## ИСХОДНЫЙ ТЕКСТ
▼
Господин Бекчурин беспрерывно уверял нас, что все перемены таковые необходимы к нашей безопасности, но здесь открылось, что он не произвел между киргизцами ничего, о чем было предписано. Самые киргизские письма служили только ложным о преданности их уведомлением, а чрез то и донесение о безопасности пути сего было несправедливо.

Сего дня между наблюдениями по частям снят и вид местоположения, представленный на карте, у сего приложенной, под литерою С. [94]

Августа 24-го дня, марш к полуденному стану у озера Каракуга, от Орской 422 1/2 верст

Поутру Каракубек-бий, хотя и упрашивал нас остаться на стане сем еще до полудня, но мы, следуя данному вчерашний день его обещанию, приказали вьючить верблюдов, сколько было можно, а оставшиеся тюки взять на своих лошадей, и в 8 часов и 30 минут вышли со стана без извозчиков и с большим недостатком верблюдов.

Вскорости по выходе уведомили нас, что Караалтай приехал с другими грабившими прежде караваны киргизцами, которые желают принести нам их повинность, а для того Каракубек и послал в 3 верстах от стана остановить передовых вожаков, но мы, прося повинующихся в полуденный стан наш, не переставали сами следовать далее.

Хотя для краткости пути и предлагаемо было следовать чрез горы Кулакачи, но к избежанию должных по песчаным буграм затруднений, избрали мы дорогою правый берег реки Иргиза.
▲
## ПИСЬМЕННОЕ ЗАДАНИЕ 1
Согласуются ли с исходным текстом утверждения (а), (б), (в)? Ответьте на каждое «да» или «нет» и приведите дословно решающие слова текста.
(а) Со стана вышли в 8 часов 30 минут.
(б) Дорогой был выбран путь через горы Кулакачи.
(в) Каракубек-бий просил остаться на стане до полудня.

## ЗАПИСИ ДЛЯ ЗАДАНИЯ
▼
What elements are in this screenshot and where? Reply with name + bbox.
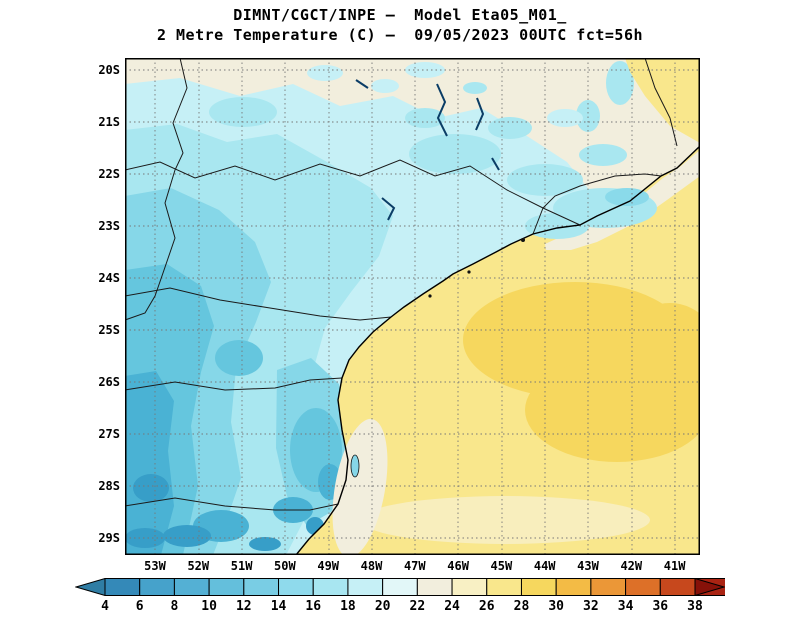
colorbar-segment-7 xyxy=(347,578,384,596)
colorbar-segment-9 xyxy=(416,578,453,596)
colorbar-segment-8 xyxy=(382,578,418,596)
lon-label-43W: 43W xyxy=(577,559,599,573)
title-line-1: DIMNT/CGCT/INPE – Model Eta05_M01_ xyxy=(233,6,567,24)
lat-label-21S: 21S xyxy=(98,115,120,129)
colorbar-tick-22: 22 xyxy=(409,599,426,614)
lon-label-45W: 45W xyxy=(490,559,513,573)
lat-label-28S: 28S xyxy=(98,479,120,493)
lat-label-27S: 27S xyxy=(98,427,120,441)
lat-label-26S: 26S xyxy=(98,375,120,389)
lat-label-22S: 22S xyxy=(98,167,120,181)
colorbar-tick-38: 38 xyxy=(687,599,703,614)
colorbar-tick-36: 36 xyxy=(652,599,669,614)
lon-label-41W: 41W xyxy=(663,559,686,573)
colorbar-tick-24: 24 xyxy=(444,599,460,614)
lat-axis: 20S 21S 22S 23S 24S 25S 26S 27S 28S 29S xyxy=(56,58,120,555)
colorbar-segment-12 xyxy=(520,578,557,596)
colorbar-tick-10: 10 xyxy=(201,599,217,614)
ocean-temperature-shading xyxy=(296,58,725,558)
island-dot xyxy=(467,270,471,274)
state-borders xyxy=(124,57,678,511)
map-area xyxy=(124,57,725,558)
colorbar-segment-3 xyxy=(208,578,245,596)
colorbar-tick-4: 4 xyxy=(101,599,109,614)
colorbar-segment-4 xyxy=(243,578,280,596)
colorbar-segment-6 xyxy=(312,578,349,596)
colorbar-tick-20: 20 xyxy=(374,599,391,614)
island-florianopolis xyxy=(350,454,360,478)
colorbar-segment-0 xyxy=(104,578,141,596)
colorbar-segment-15 xyxy=(625,578,661,596)
colorbar-tick-18: 18 xyxy=(340,599,356,614)
colorbar-tick-14: 14 xyxy=(270,599,287,614)
lat-label-25S: 25S xyxy=(98,323,120,337)
lon-label-48W: 48W xyxy=(360,559,383,573)
colorbar-tick-32: 32 xyxy=(583,599,599,614)
colorbar-segment-13 xyxy=(555,578,592,596)
coastline xyxy=(295,145,701,556)
lat-label-29S: 29S xyxy=(98,531,120,545)
colorbar-segment-16 xyxy=(659,578,696,596)
lon-label-49W: 49W xyxy=(317,559,340,573)
water-bodies xyxy=(355,79,500,221)
lon-label-42W: 42W xyxy=(620,559,643,573)
grid-lines xyxy=(125,58,700,555)
colorbar-tick-16: 16 xyxy=(305,599,322,614)
colorbar-ticks: 4 6 8 10 12 14 16 18 20 22 24 26 28 30 32 34 36 38 xyxy=(75,599,725,615)
colorbar-tick-30: 30 xyxy=(548,599,564,614)
colorbar-segment-2 xyxy=(173,578,210,596)
lon-label-44W: 44W xyxy=(533,559,556,573)
colorbar-tick-26: 26 xyxy=(478,599,495,614)
lon-axis: 53W 52W 51W 50W 49W 48W 47W 46W 45W 44W 43W 42W 41W xyxy=(125,559,700,575)
colorbar-arrow-right xyxy=(694,578,725,596)
map-svg xyxy=(124,57,725,558)
colorbar-segment-10 xyxy=(451,578,488,596)
colorbar-segment-11 xyxy=(486,578,522,596)
lat-label-23S: 23S xyxy=(98,219,120,233)
colorbar-segment-14 xyxy=(590,578,627,596)
colorbar-segment-1 xyxy=(139,578,175,596)
land-temperature-shading xyxy=(125,61,634,555)
lon-label-53W: 53W xyxy=(144,559,166,573)
lat-label-24S: 24S xyxy=(98,271,120,285)
lon-label-50W: 50W xyxy=(274,559,296,573)
map-frame-border xyxy=(125,58,700,555)
lon-label-47W: 47W xyxy=(403,559,426,573)
lon-label-46W: 46W xyxy=(447,559,469,573)
colorbar-tick-6: 6 xyxy=(135,599,144,614)
title-line-2: 2 Metre Temperature (C) – 09/05/2023 00U… xyxy=(156,26,644,44)
colorbar-segment-5 xyxy=(278,578,314,596)
island-dot xyxy=(521,238,525,242)
colorbar-tick-8: 8 xyxy=(170,599,179,614)
lat-label-20S: 20S xyxy=(98,63,120,77)
lon-label-52W: 52W xyxy=(187,559,210,573)
colorbar-tick-34: 34 xyxy=(617,599,634,614)
colorbar-tick-28: 28 xyxy=(513,599,530,614)
island-dot xyxy=(428,294,432,298)
colorbar-tick-12: 12 xyxy=(235,599,252,614)
colorbar-arrow-left xyxy=(75,578,106,596)
lon-label-51W: 51W xyxy=(230,559,253,573)
colorbar-svg xyxy=(75,578,725,596)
▲
## ПИСЬМЕННОЕ ЗАДАНИЕ 2
Оформите нумерованным списком строки записей от строки с «colorbar-segment-7 xyxy=(347,578,384,596)» до строки с «title-line-1: DIMNT/CGCT/INPE –» включительно. Пустые строки не включайте.

## ОТВЕТ 1
(а) Да: «в 8 часов и 30 минут вышли со стана».
(б) Нет: «избрали мы дорогою правый берег реки Иргиза».
(в) Да: «упрашивал нас остаться на стане сем еще до полудня».

## ОТВЕТ 2
1. colorbar-segment-7 xyxy=(347,578,384,596)
2. colorbar-segment-9 xyxy=(416,578,453,596)
3. colorbar-segment-8 xyxy=(382,578,418,596)
4. lon-label-43W: 43W xyxy=(577,559,599,573)
5. title-line-1: DIMNT/CGCT/INPE – Model Eta05_M01_ xyxy=(233,6,567,24)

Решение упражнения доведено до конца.